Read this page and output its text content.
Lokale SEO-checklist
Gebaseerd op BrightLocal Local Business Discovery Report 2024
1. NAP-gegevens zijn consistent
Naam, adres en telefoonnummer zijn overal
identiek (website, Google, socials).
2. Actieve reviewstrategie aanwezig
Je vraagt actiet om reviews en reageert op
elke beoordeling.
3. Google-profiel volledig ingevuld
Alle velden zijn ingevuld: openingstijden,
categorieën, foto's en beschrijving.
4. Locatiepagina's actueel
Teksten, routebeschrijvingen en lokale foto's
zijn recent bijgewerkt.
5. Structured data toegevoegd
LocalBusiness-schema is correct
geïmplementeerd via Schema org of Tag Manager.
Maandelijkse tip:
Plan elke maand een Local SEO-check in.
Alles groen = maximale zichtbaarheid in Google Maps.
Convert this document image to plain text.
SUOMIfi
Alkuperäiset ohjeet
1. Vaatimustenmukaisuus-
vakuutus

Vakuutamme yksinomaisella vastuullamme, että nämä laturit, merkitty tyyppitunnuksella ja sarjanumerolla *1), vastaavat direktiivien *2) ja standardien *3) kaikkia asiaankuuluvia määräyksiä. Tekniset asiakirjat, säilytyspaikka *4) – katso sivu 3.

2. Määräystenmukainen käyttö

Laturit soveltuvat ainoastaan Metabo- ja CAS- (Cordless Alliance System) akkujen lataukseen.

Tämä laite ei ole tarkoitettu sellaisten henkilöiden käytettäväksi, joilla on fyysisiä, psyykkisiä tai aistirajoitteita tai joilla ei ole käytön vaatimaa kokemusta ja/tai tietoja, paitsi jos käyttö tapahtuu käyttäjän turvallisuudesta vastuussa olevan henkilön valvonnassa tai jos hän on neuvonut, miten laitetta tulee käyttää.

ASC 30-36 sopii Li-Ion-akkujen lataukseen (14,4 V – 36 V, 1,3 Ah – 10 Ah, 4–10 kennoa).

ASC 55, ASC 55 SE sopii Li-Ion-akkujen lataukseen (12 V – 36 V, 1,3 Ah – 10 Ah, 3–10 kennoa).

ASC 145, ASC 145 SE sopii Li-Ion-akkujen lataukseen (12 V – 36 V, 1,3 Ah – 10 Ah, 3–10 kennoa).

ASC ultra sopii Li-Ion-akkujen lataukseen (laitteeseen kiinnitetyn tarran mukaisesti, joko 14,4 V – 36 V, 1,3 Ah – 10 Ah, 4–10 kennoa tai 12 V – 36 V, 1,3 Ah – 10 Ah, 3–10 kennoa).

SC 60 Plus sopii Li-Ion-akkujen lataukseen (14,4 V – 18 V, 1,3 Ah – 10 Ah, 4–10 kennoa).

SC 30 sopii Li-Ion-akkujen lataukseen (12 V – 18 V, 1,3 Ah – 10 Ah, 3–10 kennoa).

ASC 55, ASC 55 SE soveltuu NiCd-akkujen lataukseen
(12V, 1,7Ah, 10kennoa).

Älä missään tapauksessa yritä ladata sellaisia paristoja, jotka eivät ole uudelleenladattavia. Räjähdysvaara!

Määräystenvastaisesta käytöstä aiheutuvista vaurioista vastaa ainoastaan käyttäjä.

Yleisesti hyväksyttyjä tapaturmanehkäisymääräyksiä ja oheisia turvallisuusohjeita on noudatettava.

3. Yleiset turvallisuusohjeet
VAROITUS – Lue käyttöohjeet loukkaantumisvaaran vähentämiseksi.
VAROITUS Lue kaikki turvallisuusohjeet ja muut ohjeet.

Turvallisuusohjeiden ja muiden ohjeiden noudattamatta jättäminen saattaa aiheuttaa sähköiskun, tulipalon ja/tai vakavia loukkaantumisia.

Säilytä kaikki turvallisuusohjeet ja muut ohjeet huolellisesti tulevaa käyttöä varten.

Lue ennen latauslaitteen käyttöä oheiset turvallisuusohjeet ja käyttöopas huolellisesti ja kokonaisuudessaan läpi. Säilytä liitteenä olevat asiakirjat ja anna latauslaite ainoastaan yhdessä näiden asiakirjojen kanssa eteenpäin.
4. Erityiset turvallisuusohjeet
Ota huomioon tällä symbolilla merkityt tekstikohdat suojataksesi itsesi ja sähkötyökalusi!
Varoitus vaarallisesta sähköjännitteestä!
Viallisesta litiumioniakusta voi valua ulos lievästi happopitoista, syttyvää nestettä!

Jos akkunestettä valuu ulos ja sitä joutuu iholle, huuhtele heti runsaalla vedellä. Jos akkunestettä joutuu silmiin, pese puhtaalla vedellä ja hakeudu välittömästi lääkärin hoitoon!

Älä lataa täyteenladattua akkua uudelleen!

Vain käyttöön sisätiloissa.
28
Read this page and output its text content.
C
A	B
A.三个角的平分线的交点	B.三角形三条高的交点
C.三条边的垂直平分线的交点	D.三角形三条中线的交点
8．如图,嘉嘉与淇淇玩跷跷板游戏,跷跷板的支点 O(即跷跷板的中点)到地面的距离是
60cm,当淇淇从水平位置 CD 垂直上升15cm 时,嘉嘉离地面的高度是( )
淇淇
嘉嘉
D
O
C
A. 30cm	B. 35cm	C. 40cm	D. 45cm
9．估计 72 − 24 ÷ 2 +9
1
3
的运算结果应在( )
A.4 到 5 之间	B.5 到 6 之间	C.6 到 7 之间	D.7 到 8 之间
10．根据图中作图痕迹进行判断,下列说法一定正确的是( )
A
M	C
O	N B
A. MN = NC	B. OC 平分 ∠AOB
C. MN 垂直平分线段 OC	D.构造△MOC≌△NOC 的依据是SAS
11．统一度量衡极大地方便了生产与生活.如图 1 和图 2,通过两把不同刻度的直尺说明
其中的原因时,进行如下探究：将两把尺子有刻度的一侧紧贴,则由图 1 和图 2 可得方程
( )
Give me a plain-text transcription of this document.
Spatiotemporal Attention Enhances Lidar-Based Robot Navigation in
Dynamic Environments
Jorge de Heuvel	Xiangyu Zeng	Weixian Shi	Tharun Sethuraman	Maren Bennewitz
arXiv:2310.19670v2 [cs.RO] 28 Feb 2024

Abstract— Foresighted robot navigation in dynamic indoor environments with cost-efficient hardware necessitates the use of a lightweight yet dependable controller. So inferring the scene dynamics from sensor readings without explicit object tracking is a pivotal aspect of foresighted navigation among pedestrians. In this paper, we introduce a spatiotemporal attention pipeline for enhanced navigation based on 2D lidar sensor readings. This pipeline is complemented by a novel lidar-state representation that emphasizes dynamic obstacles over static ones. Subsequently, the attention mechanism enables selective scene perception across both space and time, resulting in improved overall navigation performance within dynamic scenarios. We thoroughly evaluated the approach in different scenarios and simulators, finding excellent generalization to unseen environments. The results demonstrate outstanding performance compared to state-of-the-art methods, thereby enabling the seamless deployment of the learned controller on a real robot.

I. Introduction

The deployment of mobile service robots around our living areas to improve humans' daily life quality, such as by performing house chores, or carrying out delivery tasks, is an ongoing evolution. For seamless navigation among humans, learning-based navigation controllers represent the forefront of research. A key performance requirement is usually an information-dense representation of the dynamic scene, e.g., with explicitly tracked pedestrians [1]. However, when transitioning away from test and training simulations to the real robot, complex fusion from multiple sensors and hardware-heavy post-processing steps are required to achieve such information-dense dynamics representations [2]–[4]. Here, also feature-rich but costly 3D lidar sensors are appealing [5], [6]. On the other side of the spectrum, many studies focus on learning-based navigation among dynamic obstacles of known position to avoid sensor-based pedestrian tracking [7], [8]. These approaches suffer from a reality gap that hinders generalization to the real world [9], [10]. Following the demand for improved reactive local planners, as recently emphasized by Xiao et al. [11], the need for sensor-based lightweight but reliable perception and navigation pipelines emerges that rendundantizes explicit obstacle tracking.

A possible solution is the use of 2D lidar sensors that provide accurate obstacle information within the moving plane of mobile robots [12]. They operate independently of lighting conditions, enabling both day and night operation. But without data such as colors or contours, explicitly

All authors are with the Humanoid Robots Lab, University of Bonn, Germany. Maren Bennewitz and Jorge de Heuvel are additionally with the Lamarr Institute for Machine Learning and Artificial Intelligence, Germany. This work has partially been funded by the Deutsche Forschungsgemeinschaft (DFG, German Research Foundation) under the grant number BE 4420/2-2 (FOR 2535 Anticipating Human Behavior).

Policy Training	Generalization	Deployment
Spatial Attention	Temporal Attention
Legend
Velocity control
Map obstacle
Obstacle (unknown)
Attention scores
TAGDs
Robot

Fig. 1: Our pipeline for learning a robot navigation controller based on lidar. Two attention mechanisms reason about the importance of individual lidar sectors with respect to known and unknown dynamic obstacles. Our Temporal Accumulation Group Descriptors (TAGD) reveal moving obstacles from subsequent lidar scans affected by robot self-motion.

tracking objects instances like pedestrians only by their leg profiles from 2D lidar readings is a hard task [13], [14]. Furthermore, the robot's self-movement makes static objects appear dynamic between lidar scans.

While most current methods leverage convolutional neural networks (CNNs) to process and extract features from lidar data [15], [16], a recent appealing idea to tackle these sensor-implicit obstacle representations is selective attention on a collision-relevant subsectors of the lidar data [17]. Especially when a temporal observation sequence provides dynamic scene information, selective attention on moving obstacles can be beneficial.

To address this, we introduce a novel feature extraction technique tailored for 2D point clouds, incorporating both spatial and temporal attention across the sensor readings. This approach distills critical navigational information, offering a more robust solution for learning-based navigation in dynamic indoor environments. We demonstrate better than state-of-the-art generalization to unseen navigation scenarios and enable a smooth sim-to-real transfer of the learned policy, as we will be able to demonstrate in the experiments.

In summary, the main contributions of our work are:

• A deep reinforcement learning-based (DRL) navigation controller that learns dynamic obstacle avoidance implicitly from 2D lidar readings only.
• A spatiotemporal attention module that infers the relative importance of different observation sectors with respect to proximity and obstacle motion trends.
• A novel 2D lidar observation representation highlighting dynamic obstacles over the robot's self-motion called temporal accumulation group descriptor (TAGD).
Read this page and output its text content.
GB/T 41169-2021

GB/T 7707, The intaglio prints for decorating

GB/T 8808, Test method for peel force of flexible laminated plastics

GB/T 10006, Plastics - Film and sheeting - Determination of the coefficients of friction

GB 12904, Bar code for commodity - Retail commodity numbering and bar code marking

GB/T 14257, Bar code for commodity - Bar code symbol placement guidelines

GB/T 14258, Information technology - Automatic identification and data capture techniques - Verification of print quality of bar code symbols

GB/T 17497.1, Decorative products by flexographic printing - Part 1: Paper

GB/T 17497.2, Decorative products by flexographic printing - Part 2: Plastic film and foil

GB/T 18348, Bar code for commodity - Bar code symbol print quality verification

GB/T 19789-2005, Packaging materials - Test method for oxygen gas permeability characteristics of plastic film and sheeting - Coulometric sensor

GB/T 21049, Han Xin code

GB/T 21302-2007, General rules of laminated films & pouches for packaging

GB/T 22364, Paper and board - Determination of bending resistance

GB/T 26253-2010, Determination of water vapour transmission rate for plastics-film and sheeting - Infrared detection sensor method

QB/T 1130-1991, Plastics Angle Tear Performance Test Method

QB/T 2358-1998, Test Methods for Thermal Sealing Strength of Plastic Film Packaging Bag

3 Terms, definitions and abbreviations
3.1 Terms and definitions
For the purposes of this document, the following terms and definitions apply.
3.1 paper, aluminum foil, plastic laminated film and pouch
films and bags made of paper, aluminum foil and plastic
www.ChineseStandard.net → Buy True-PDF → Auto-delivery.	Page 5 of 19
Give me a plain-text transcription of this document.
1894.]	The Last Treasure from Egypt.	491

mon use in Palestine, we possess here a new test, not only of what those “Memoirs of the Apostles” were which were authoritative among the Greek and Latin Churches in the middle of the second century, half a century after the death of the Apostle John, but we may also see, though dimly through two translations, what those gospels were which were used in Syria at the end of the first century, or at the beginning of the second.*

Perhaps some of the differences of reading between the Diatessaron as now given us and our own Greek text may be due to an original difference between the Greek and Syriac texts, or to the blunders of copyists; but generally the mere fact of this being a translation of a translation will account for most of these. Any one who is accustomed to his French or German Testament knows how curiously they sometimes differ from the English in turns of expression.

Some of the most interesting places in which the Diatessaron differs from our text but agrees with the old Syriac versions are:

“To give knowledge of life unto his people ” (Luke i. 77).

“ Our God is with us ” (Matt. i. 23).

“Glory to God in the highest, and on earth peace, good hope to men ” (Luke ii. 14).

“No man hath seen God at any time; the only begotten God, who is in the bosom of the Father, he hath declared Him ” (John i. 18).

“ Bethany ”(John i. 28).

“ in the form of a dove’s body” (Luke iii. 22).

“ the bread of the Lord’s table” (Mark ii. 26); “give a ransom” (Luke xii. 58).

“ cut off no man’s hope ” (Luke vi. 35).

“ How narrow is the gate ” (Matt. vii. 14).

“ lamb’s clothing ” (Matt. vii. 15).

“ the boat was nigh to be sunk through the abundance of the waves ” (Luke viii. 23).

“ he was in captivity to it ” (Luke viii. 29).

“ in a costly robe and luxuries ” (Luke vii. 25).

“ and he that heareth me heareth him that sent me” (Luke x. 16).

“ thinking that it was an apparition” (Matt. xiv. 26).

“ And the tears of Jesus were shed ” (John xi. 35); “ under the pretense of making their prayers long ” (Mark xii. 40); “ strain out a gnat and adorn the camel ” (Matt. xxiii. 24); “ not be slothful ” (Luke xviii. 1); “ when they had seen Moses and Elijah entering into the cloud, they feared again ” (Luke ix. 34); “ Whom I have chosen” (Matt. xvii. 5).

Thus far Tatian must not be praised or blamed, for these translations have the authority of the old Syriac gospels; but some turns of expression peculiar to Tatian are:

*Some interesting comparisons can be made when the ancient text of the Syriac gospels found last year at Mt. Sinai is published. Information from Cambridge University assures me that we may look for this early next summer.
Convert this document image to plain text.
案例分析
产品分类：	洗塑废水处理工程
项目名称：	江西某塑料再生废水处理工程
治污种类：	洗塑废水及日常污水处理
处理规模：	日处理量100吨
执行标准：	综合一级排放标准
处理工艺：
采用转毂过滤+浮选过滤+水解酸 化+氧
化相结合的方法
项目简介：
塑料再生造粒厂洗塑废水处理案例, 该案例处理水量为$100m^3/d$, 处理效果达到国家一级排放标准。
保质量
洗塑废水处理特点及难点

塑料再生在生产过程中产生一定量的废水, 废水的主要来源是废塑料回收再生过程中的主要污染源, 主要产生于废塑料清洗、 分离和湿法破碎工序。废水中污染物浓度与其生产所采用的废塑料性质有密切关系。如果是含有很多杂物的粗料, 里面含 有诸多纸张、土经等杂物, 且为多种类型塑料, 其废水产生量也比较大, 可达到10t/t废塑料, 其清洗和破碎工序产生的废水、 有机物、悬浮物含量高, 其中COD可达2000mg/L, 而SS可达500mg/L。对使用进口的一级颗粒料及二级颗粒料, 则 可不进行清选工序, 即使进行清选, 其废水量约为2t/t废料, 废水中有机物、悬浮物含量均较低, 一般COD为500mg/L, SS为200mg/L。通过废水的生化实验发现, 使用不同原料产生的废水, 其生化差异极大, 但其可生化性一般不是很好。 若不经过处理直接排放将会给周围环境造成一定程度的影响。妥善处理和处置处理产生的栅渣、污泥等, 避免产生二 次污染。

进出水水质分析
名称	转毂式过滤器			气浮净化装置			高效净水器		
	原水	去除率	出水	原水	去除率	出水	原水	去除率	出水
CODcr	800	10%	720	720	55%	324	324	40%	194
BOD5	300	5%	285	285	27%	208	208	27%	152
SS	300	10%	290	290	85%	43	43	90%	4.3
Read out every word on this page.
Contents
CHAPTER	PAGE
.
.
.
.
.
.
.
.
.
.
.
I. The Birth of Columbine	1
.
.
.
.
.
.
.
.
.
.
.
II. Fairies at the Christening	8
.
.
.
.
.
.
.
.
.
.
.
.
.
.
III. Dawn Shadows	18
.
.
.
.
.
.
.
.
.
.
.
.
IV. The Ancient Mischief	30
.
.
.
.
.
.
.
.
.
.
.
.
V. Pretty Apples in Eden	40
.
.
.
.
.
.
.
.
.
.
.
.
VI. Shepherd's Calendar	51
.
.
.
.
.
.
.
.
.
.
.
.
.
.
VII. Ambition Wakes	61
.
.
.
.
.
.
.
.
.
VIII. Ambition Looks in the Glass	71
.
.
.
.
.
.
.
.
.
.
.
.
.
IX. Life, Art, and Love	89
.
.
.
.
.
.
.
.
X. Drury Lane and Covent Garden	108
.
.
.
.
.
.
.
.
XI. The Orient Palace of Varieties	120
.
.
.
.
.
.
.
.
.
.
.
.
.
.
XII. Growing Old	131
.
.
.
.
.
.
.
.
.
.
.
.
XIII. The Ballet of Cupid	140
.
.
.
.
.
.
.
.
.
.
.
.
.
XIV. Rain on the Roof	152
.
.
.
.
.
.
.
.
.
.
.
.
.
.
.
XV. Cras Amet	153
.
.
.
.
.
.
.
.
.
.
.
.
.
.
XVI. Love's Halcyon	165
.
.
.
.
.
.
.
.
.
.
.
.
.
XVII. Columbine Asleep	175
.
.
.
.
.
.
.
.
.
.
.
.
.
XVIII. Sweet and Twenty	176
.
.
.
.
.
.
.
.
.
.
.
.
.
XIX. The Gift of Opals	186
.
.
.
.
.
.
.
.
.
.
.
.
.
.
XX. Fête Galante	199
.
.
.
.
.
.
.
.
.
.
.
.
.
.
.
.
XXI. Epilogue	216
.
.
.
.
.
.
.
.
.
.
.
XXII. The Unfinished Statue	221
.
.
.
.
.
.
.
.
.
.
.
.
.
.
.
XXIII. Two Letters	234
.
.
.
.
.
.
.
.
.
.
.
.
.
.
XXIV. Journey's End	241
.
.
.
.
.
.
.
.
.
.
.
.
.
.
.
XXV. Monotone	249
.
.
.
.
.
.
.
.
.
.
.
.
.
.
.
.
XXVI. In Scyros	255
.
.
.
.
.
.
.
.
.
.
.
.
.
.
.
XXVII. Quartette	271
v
+ + + + + + +
Tally the lines of the records holding the word "University", then state only the tally.

■ Correct response ■
2